STATED PROBLEM: Your answer should be only a number: how many lines include the word "status".

PROVIDED INFORMATION:
-=-=-

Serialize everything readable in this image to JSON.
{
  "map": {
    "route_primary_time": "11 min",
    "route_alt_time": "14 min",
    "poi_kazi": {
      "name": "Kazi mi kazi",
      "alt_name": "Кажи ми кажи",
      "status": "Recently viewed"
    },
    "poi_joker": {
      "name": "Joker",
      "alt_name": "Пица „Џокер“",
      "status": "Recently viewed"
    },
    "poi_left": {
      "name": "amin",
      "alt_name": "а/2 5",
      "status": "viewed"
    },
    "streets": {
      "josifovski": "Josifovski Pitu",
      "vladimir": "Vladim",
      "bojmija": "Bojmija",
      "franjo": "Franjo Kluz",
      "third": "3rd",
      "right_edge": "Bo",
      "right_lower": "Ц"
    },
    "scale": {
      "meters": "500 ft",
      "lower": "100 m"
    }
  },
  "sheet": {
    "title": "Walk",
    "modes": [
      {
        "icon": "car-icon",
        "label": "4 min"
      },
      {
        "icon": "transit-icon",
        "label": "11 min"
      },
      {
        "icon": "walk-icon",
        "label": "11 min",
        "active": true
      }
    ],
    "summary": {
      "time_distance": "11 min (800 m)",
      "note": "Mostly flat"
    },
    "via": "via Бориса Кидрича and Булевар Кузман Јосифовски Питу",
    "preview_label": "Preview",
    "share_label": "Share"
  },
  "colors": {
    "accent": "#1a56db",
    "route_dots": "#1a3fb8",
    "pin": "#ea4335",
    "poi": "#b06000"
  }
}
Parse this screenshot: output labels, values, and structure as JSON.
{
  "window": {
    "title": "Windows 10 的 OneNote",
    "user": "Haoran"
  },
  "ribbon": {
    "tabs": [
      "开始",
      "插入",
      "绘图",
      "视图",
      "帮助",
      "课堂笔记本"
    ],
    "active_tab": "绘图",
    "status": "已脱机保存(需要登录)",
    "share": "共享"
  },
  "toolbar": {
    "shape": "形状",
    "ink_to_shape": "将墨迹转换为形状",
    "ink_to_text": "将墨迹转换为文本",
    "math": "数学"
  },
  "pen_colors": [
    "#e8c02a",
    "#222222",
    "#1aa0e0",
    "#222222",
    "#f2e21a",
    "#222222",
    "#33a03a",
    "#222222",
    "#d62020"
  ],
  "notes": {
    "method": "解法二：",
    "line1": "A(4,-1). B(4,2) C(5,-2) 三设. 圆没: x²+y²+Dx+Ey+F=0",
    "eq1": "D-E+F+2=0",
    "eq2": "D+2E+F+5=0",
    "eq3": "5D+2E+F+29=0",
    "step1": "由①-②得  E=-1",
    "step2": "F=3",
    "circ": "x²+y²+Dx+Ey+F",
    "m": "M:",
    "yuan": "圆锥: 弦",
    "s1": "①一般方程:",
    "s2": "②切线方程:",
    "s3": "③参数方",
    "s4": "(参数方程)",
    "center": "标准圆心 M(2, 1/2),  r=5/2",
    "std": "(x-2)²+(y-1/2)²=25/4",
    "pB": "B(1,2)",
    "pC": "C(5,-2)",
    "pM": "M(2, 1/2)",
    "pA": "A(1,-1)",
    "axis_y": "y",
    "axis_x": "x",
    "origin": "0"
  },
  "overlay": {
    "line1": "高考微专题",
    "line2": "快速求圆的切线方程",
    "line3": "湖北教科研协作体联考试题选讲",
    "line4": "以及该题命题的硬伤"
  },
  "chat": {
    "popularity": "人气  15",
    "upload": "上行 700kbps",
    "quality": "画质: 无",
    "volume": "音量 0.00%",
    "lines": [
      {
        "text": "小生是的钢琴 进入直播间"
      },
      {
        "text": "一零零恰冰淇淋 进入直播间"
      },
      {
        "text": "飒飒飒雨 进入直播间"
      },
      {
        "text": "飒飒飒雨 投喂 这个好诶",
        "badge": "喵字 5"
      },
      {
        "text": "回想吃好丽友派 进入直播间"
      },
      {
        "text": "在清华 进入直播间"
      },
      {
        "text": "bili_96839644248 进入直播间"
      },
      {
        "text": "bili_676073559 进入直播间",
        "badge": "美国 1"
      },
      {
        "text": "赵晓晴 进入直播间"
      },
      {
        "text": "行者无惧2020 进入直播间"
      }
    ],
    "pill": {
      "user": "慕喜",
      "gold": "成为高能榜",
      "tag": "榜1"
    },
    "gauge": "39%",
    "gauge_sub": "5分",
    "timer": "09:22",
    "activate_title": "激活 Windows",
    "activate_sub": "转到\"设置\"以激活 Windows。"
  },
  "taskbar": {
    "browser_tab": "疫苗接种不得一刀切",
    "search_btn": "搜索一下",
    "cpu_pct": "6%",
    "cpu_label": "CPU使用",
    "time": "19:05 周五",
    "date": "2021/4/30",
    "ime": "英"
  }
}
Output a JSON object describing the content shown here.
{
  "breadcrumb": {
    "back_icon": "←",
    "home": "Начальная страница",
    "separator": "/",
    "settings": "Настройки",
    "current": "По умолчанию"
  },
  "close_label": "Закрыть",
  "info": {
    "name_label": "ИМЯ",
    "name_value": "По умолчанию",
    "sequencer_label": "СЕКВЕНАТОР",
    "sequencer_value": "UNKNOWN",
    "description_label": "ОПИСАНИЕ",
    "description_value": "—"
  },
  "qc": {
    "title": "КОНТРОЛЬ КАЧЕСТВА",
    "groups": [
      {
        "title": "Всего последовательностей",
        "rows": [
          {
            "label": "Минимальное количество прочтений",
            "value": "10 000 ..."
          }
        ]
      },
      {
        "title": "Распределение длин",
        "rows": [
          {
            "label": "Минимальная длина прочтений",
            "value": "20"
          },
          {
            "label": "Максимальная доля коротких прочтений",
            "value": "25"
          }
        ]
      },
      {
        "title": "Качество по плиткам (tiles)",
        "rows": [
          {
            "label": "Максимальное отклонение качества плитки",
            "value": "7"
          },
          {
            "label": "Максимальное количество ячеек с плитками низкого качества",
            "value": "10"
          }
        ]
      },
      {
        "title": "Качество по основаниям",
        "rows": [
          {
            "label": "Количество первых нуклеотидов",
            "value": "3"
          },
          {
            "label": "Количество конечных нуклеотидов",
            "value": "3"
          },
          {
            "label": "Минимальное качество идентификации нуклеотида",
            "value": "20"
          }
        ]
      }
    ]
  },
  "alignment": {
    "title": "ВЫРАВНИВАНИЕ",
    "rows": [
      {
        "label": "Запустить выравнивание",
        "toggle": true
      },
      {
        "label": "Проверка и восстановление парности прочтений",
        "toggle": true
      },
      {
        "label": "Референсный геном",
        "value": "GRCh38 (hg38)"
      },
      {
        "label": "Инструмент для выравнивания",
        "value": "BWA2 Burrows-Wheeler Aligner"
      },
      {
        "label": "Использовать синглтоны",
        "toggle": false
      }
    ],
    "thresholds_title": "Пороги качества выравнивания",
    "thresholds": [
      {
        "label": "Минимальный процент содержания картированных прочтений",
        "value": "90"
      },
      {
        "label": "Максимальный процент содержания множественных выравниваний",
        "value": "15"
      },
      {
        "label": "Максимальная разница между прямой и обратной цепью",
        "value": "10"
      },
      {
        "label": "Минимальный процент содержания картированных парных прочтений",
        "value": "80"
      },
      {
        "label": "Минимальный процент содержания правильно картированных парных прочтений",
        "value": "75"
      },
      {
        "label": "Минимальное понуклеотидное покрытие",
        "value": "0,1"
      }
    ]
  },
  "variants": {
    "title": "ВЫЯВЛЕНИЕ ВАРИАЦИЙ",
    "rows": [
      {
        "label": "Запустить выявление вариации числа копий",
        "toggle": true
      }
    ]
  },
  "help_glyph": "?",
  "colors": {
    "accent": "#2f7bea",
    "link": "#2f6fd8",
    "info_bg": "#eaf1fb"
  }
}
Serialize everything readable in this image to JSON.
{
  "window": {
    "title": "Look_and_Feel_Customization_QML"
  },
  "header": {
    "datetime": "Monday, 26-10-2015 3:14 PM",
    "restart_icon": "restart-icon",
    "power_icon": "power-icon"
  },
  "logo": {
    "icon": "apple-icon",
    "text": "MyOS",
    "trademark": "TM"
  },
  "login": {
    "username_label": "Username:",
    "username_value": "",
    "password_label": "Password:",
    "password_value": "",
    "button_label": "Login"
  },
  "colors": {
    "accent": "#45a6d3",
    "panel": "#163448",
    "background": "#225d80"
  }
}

-=-=-

RESPONSE TO THIS TASK: 4